O aviso de recepção foi assinado pela denunciante AA em 20-10-2016, conforme fls. 20 destes autos e fls. 289 do principal.

                                                               ***

       Por requerimento expedido por fax em 17-11-2016, pelas 21:38 horas, e recebido nos Serviços da Secção de Processos da Procuradoria-Geral Distrital – Relação do Porto, com carimbo de 18-11-2016, cuja cópia consta de fls. 21 a 46 dos presentes autos (fls. 294 a 331 dos autos principais), e em original, de fls. 47 a 123 (fls. 333 a 409 dos autos principais), veio a ora recorrente AA apresentar requerimento para constituição como assistente e abertura da instrução nos autos de inquérito com o NUIPC 88/16.2PASTS.

                                                               ***

       A Exma. Procuradora-Geral Adjunta no Tribunal da Relação do Porto, por despacho proferido em 28-11-2016, cuja cópia consta de fls. 124 (fls. 414 dos autos principais), promoveu nada ter a opor à requerida constituição da denunciante como assistente, por estar em tempo, ter legitimidade, ter pago a respectiva taxa de justiça e encontrar-se representada por mandatária judicial, ordenando a remessa dos autos à distribuição pelos Exmos. Juízes Desembargadores, enquanto Juiz de Instrução.

 

                                                               ***

       Decisão recorrida

 

       O Exmo. Juiz Desembargador do Tribunal da Relação do Porto a quem os autos foram distribuídos, enquanto Juiz de Instrução, proferiu despacho manuscrito assinado em 11-01-2017, cuja cópia consta de fls. 125 e verso (fls. 420 e verso dos autos principais), indeferindo o pedido de constituição como assistente formulado por AA, por extemporâneo.

____________

# [Exercícios]
• 1. Traduza para o inglês esta frase do texto de leitura: «O aviso de recepção foi assinado pela denunciante AA em 20-10-2016, conforme fls. 20 destes autos e fls. 289 do principal.»
• 2. Retome, por favor, o texto sobre o pedido de constituição como assistente a partir do ponto em que ele termina.
Os dados a seguir provêm de uma fonte diferente.

# [Dados fornecidos]
____________

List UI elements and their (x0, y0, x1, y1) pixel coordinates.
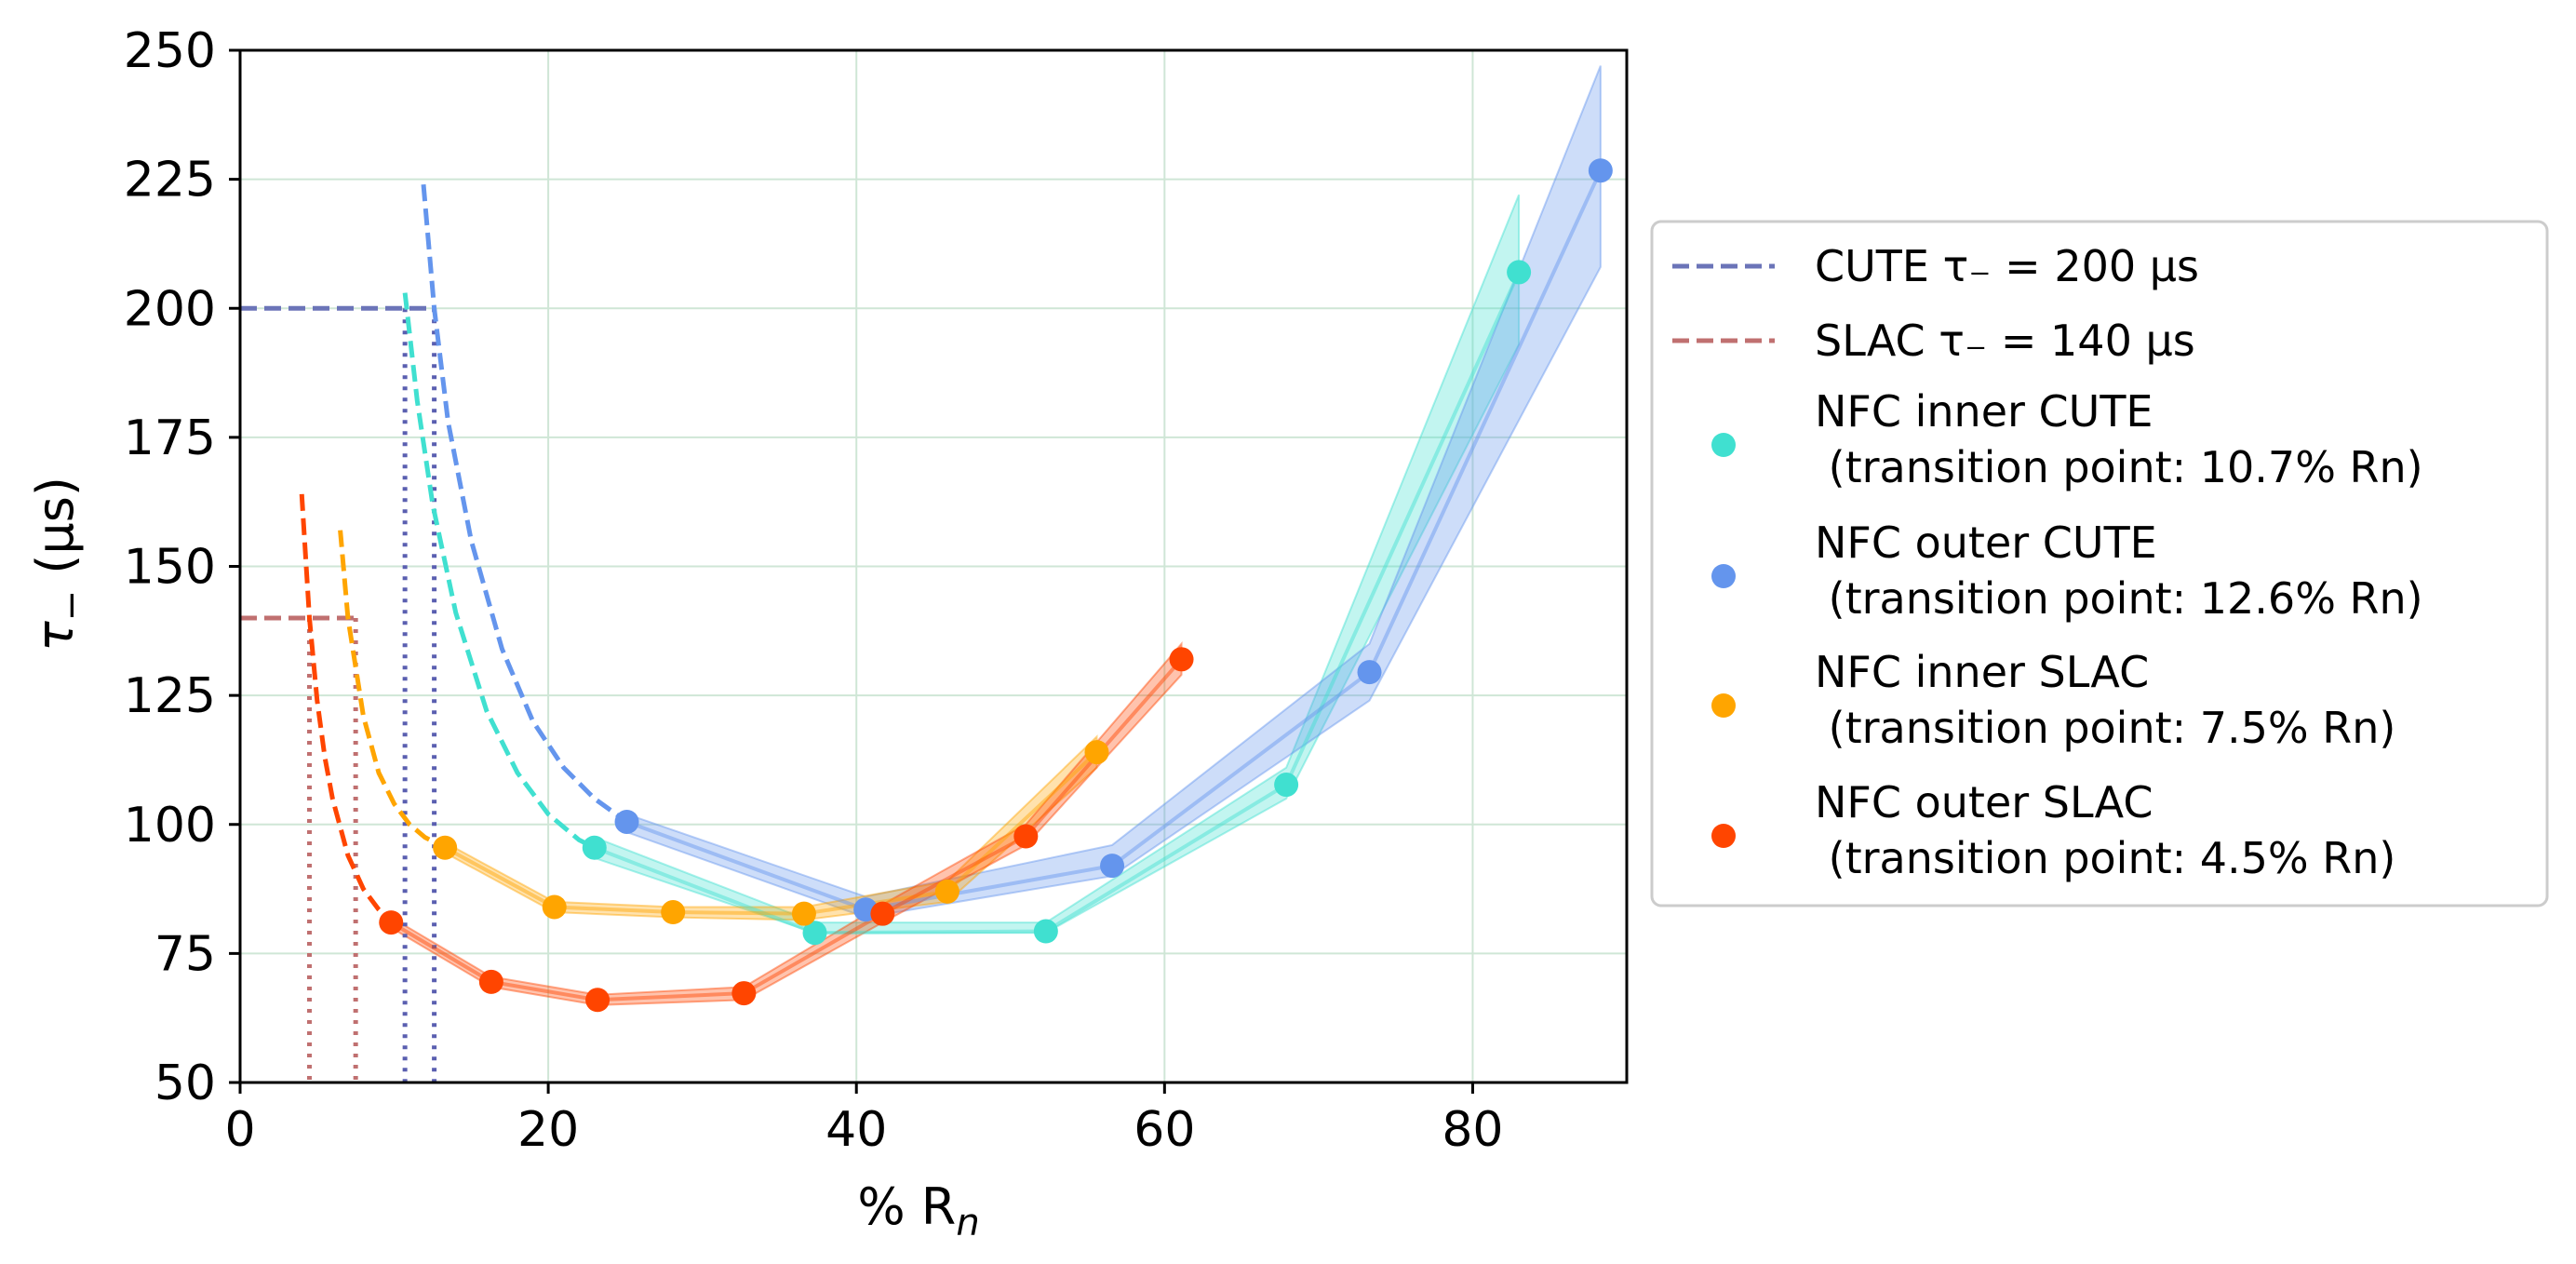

____________

# [Respostas por tarefa]
• 1. The acknowledgment of receipt was signed by the complainant AA on 20-10-2016, as shown on sheet 20 of these records and sheet 289 of the main case file.

• 2.
       Inconformada com a decisão de indeferimento, AA interpôs recurso para o Tribunal da Relação do Porto, apresentando a motivação cuja cópia consta de fls. 131 a 144 (fls. 431 a 444 dos autos principais), que remata com as seguintes 26 conclusões, e não 25, já que a conclusão 9.ª surge por duas vezes (transcrição na íntegra, incluindo realces):

       “1.° Vem o presente recurso interposto do douto despacho que julgou extemporâneo o pedido de constituição de assistente, bem como o requerimento de abertura de instrução, por se entender que tal pedido foi apresentado fora do prazo legal;

       2.° Salvo o devido respeito, discorda-se com o decidido naquele douto despacho, por duas ordens de razões:

       3.° Desde logo, porque a secretaria indicou indevidamente como data de início da contagem do prazo a considerar, uma data posterior àquela que devia legalmente ser considerada, situação que se traduziu numa extensão objectiva do prazo para a prática do acto por parte da denunciada [denunciante];

       4.° Sendo ainda certo que, por outro lado, a secretaria judicial não efectuou a comunicação do despacho de arquivamento nos termos estipulados no art. 277.°, n.ºs 3 e 4, al. c), do CPP; ao invés, utilizou erradamente uma forma de notificação contrária à determinada na lei, tendo tal erro acarretado para notificanda um encurtamento do prazo que seria de considerar se a notificação tivesse sido efectuada nos termos que a lei expressamente impõe.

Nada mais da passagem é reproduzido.